>>>>
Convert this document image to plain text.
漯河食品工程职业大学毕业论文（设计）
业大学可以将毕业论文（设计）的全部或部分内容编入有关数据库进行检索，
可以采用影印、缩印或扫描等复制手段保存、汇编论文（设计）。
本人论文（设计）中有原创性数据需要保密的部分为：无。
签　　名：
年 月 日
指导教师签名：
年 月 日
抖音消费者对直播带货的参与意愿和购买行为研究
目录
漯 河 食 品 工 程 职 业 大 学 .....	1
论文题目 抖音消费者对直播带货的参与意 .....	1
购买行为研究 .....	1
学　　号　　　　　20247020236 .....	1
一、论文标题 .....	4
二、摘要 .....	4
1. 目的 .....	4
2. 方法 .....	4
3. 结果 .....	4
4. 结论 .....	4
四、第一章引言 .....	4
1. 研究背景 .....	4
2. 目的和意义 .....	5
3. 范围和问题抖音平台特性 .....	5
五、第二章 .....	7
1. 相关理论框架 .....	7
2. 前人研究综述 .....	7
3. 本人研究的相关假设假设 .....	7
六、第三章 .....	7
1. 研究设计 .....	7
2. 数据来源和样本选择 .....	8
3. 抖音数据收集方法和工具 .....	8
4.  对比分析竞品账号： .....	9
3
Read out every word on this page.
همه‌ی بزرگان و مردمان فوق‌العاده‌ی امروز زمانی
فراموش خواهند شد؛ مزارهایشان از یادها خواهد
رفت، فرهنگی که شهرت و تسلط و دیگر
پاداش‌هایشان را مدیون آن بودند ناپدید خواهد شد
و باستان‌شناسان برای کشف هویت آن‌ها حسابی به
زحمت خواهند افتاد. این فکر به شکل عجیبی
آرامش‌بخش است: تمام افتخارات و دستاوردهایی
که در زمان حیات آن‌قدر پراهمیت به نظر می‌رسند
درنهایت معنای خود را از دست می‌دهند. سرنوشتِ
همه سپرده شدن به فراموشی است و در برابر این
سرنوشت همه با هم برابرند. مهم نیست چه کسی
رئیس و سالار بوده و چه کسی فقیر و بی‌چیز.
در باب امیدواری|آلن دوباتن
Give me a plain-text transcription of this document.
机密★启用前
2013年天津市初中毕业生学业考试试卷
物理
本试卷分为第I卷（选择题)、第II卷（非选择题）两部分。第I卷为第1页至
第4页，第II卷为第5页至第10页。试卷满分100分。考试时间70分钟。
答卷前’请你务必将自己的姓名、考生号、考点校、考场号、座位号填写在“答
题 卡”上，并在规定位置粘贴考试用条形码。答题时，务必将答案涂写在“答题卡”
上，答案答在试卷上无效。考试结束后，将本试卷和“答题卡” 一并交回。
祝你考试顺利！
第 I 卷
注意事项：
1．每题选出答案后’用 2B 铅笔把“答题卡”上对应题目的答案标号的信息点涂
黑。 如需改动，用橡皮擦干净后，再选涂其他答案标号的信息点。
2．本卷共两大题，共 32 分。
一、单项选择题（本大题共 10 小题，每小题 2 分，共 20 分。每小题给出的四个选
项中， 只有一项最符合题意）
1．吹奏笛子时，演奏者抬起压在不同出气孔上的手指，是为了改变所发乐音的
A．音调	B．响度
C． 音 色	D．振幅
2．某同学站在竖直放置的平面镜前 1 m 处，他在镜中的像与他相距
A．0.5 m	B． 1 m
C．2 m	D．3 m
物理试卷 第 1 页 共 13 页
<<<<
EXERCISE DESCRIPTION: What needs duplicating is the run of lines from the one containing "Give me a plain-text" through the last line of the entries above, exact and complete.

RESULT FOR THIS TASK:
Give me a plain-text transcription of this document.
机密★启用前
2013年天津市初中毕业生学业考试试卷
物理
本试卷分为第I卷（选择题)、第II卷（非选择题）两部分。第I卷为第1页至
第4页，第II卷为第5页至第10页。试卷满分100分。考试时间70分钟。
答卷前’请你务必将自己的姓名、考生号、考点校、考场号、座位号填写在“答
题 卡”上，并在规定位置粘贴考试用条形码。答题时，务必将答案涂写在“答题卡”
上，答案答在试卷上无效。考试结束后，将本试卷和“答题卡” 一并交回。
祝你考试顺利！
第 I 卷
注意事项：
1．每题选出答案后’用 2B 铅笔把“答题卡”上对应题目的答案标号的信息点涂
黑。 如需改动，用橡皮擦干净后，再选涂其他答案标号的信息点。
2．本卷共两大题，共 32 分。
一、单项选择题（本大题共 10 小题，每小题 2 分，共 20 分。每小题给出的四个选
项中， 只有一项最符合题意）
1．吹奏笛子时，演奏者抬起压在不同出气孔上的手指，是为了改变所发乐音的
A．音调	B．响度
C． 音 色	D．振幅
2．某同学站在竖直放置的平面镜前 1 m 处，他在镜中的像与他相距
A．0.5 m	B． 1 m
C．2 m	D．3 m
物理试卷 第 1 页 共 13 页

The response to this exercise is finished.